Required task →
Find each line with the string "height" and report it.

Provided data →
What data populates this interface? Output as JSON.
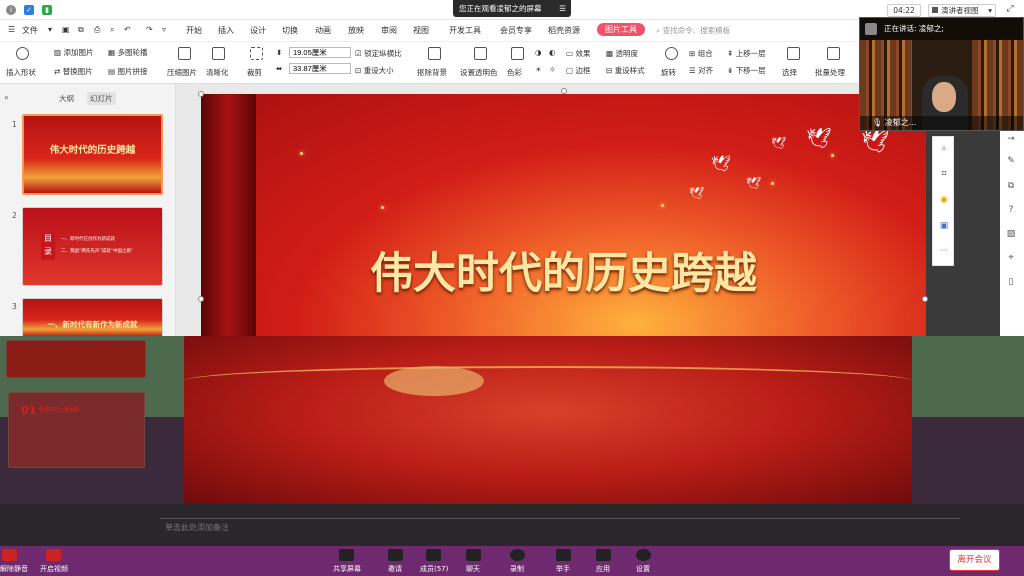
{
  "topbar": {
    "share_text": "您正在观看凌郁之的屏幕",
    "timer": "04:22",
    "presenter_view": "演讲者视图",
    "menu_icon": "menu-icon"
  },
  "menubar": {
    "file": "文件",
    "items": [
      "开始",
      "插入",
      "设计",
      "切换",
      "动画",
      "放映",
      "审阅",
      "视图",
      "开发工具",
      "会员专享",
      "稻壳资源"
    ],
    "active_tab": "图片工具",
    "search_placeholder": "查找命令、搜索模板"
  },
  "ribbon": {
    "insert_shape": "插入形状",
    "add_picture": "添加图片",
    "replace_picture": "替换图片",
    "multi_outline": "多图轮播",
    "picture_stitch": "图片拼接",
    "compress": "压缩图片",
    "sharpen": "清晰化",
    "crop": "裁剪",
    "height": "19.05厘米",
    "width": "33.87厘米",
    "lock_ratio": "锁定纵横比",
    "reset_size": "重设大小",
    "remove_bg": "抠除背景",
    "set_transparent": "设置透明色",
    "color": "色彩",
    "effects": "效果",
    "transparency": "透明度",
    "border": "边框",
    "reset_style": "重设样式",
    "rotate": "旋转",
    "group": "组合",
    "align": "对齐",
    "bring_forward": "上移一层",
    "send_backward": "下移一层",
    "select": "选择",
    "batch": "批量处理"
  },
  "leftpane": {
    "tab_outline": "大纲",
    "tab_slides": "幻灯片",
    "thumbs": [
      {
        "num": "1",
        "title": "伟大时代的历史跨越"
      },
      {
        "num": "2",
        "title": "目录",
        "lines": [
          "一、新时代在创作为新成就",
          "二、我国“两先先声”成就“中国之路”"
        ]
      },
      {
        "num": "3",
        "title": "一、新时代有新作为新成就"
      }
    ]
  },
  "slide": {
    "title": "伟大时代的历史跨越"
  },
  "video": {
    "speaking_prefix": "正在讲话: 凌郁之;",
    "name": "凌郁之..."
  },
  "glitch": {
    "section_num": "01",
    "section_title": "经济实力上新台阶",
    "meta_left": "单击此处添加备注"
  },
  "meetbar": {
    "mute": "解除静音",
    "video": "开启视频",
    "share": "共享屏幕",
    "invite": "邀请",
    "members": "成员(57)",
    "chat": "聊天",
    "record": "录制",
    "raise_hand": "举手",
    "apps": "应用",
    "settings": "设置",
    "leave": "离开会议"
  },
  "colors": {
    "accent_tab": "#f0526a",
    "leave": "#dd3333",
    "meetbar": "#6f2a6f"
  }
}
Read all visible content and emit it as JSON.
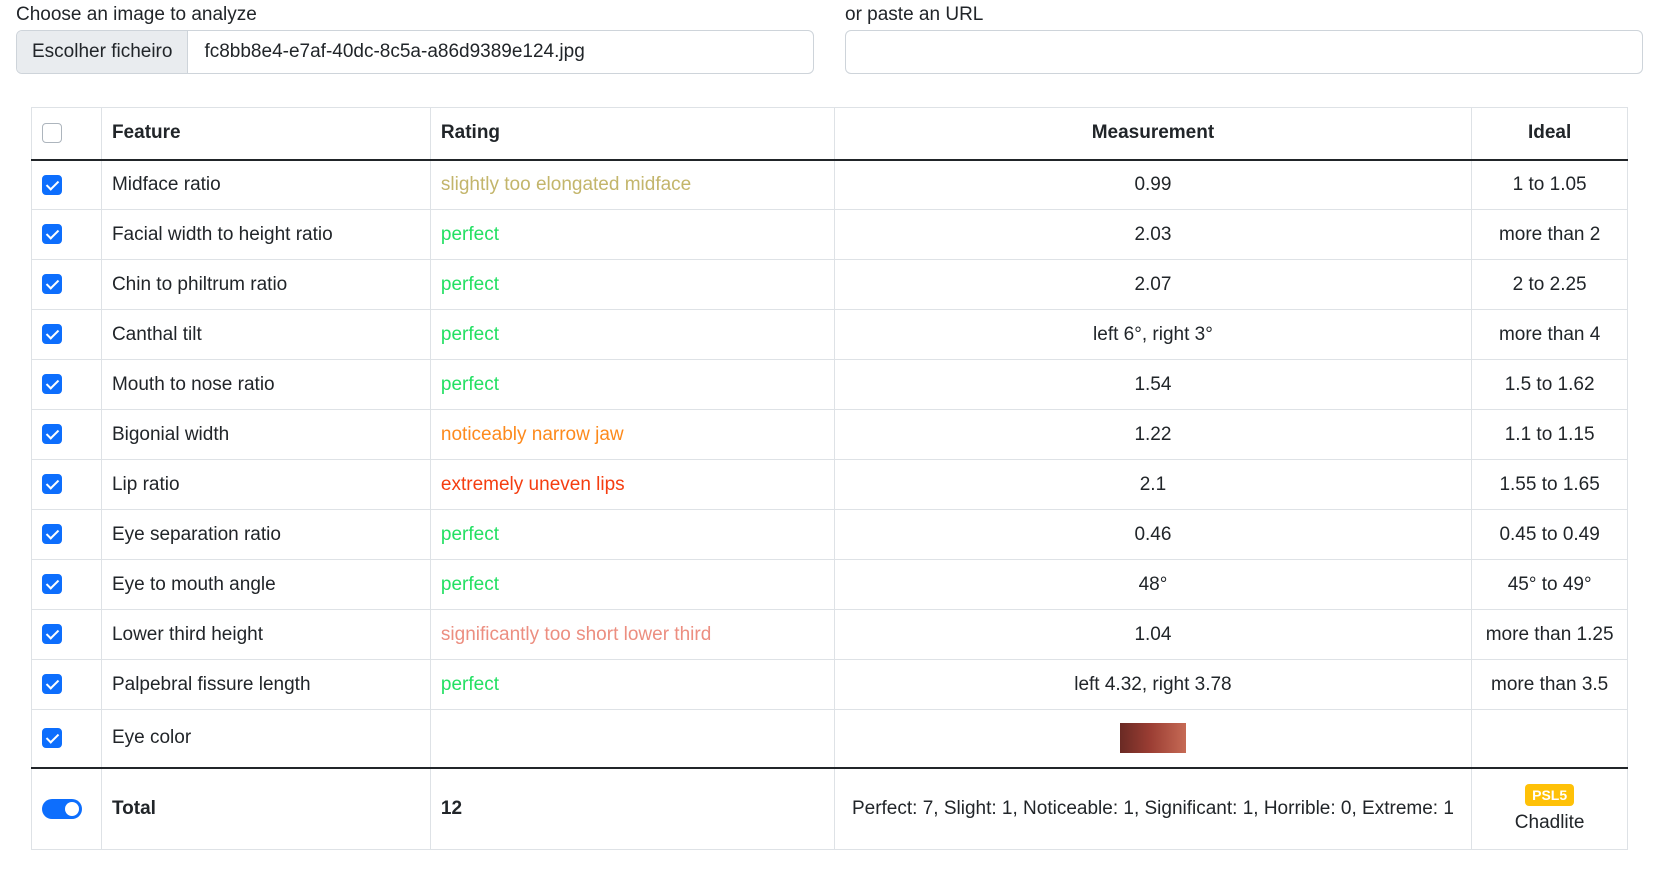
{
  "upload": {
    "label": "Choose an image to analyze",
    "button_label": "Escolher ficheiro",
    "file_name": "fc8bb8e4-e7af-40dc-8c5a-a86d9389e124.jpg"
  },
  "url": {
    "label": "or paste an URL",
    "value": ""
  },
  "table": {
    "headers": {
      "feature": "Feature",
      "rating": "Rating",
      "measurement": "Measurement",
      "ideal": "Ideal"
    },
    "rows": [
      {
        "feature": "Midface ratio",
        "rating": "slightly too elongated midface",
        "rating_color": "#c3b56b",
        "measurement": "0.99",
        "ideal": "1 to 1.05",
        "checked": true
      },
      {
        "feature": "Facial width to height ratio",
        "rating": "perfect",
        "rating_color": "#22e063",
        "measurement": "2.03",
        "ideal": "more than 2",
        "checked": true
      },
      {
        "feature": "Chin to philtrum ratio",
        "rating": "perfect",
        "rating_color": "#22e063",
        "measurement": "2.07",
        "ideal": "2 to 2.25",
        "checked": true
      },
      {
        "feature": "Canthal tilt",
        "rating": "perfect",
        "rating_color": "#22e063",
        "measurement": "left 6°, right 3°",
        "ideal": "more than 4",
        "checked": true
      },
      {
        "feature": "Mouth to nose ratio",
        "rating": "perfect",
        "rating_color": "#22e063",
        "measurement": "1.54",
        "ideal": "1.5 to 1.62",
        "checked": true
      },
      {
        "feature": "Bigonial width",
        "rating": "noticeably narrow jaw",
        "rating_color": "#fd8a1c",
        "measurement": "1.22",
        "ideal": "1.1 to 1.15",
        "checked": true
      },
      {
        "feature": "Lip ratio",
        "rating": "extremely uneven lips",
        "rating_color": "#f53d10",
        "measurement": "2.1",
        "ideal": "1.55 to 1.65",
        "checked": true
      },
      {
        "feature": "Eye separation ratio",
        "rating": "perfect",
        "rating_color": "#22e063",
        "measurement": "0.46",
        "ideal": "0.45 to 0.49",
        "checked": true
      },
      {
        "feature": "Eye to mouth angle",
        "rating": "perfect",
        "rating_color": "#22e063",
        "measurement": "48°",
        "ideal": "45° to 49°",
        "checked": true
      },
      {
        "feature": "Lower third height",
        "rating": "significantly too short lower third",
        "rating_color": "#ec8e80",
        "measurement": "1.04",
        "ideal": "more than 1.25",
        "checked": true
      },
      {
        "feature": "Palpebral fissure length",
        "rating": "perfect",
        "rating_color": "#22e063",
        "measurement": "left 4.32, right 3.78",
        "ideal": "more than 3.5",
        "checked": true
      }
    ],
    "eye_color": {
      "feature": "Eye color",
      "checked": true
    },
    "total": {
      "label": "Total",
      "count": "12",
      "summary": "Perfect: 7, Slight: 1, Noticeable: 1, Significant: 1, Horrible: 0, Extreme: 1",
      "badge": "PSL5",
      "badge_color": "#ffc107",
      "psl_name": "Chadlite"
    }
  }
}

Output for this task →
    "height": "19.05厘米",
        "feature": "Facial width to height ratio",
        "feature": "Lower third height",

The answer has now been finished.